What to produce: Please print all of the material below, word for word.

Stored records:
--------------------

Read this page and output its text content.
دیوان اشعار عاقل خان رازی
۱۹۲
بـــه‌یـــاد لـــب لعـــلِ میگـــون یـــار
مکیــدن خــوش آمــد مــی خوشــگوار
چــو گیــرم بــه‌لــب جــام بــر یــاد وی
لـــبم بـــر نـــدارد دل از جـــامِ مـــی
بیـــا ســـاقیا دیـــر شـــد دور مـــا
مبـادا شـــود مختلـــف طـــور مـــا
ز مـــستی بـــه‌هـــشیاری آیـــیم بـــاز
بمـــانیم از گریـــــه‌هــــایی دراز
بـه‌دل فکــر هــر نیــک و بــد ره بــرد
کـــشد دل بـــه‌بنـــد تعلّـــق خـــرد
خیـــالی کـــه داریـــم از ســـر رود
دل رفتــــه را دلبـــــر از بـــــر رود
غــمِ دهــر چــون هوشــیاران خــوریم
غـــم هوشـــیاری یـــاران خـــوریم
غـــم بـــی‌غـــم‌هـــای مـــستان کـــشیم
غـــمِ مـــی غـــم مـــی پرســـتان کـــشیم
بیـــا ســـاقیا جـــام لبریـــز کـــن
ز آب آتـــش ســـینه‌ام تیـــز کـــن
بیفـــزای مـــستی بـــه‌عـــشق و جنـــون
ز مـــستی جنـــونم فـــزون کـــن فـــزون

--------------------

Solution to this task:
Read this page and output its text content.
دیوان اشعار عاقل خان رازی
۱۹۲
بـــه‌یـــاد لـــب لعـــلِ میگـــون یـــار
مکیــدن خــوش آمــد مــی خوشــگوار
چــو گیــرم بــه‌لــب جــام بــر یــاد وی
لـــبم بـــر نـــدارد دل از جـــامِ مـــی
بیـــا ســـاقیا دیـــر شـــد دور مـــا
مبـادا شـــود مختلـــف طـــور مـــا
ز مـــستی بـــه‌هـــشیاری آیـــیم بـــاز
بمـــانیم از گریـــــه‌هــــایی دراز
بـه‌دل فکــر هــر نیــک و بــد ره بــرد
کـــشد دل بـــه‌بنـــد تعلّـــق خـــرد
خیـــالی کـــه داریـــم از ســـر رود
دل رفتــــه را دلبـــــر از بـــــر رود
غــمِ دهــر چــون هوشــیاران خــوریم
غـــم هوشـــیاری یـــاران خـــوریم
غـــم بـــی‌غـــم‌هـــای مـــستان کـــشیم
غـــمِ مـــی غـــم مـــی پرســـتان کـــشیم
بیـــا ســـاقیا جـــام لبریـــز کـــن
ز آب آتـــش ســـینه‌ام تیـــز کـــن
بیفـــزای مـــستی بـــه‌عـــشق و جنـــون
ز مـــستی جنـــونم فـــزون کـــن فـــزون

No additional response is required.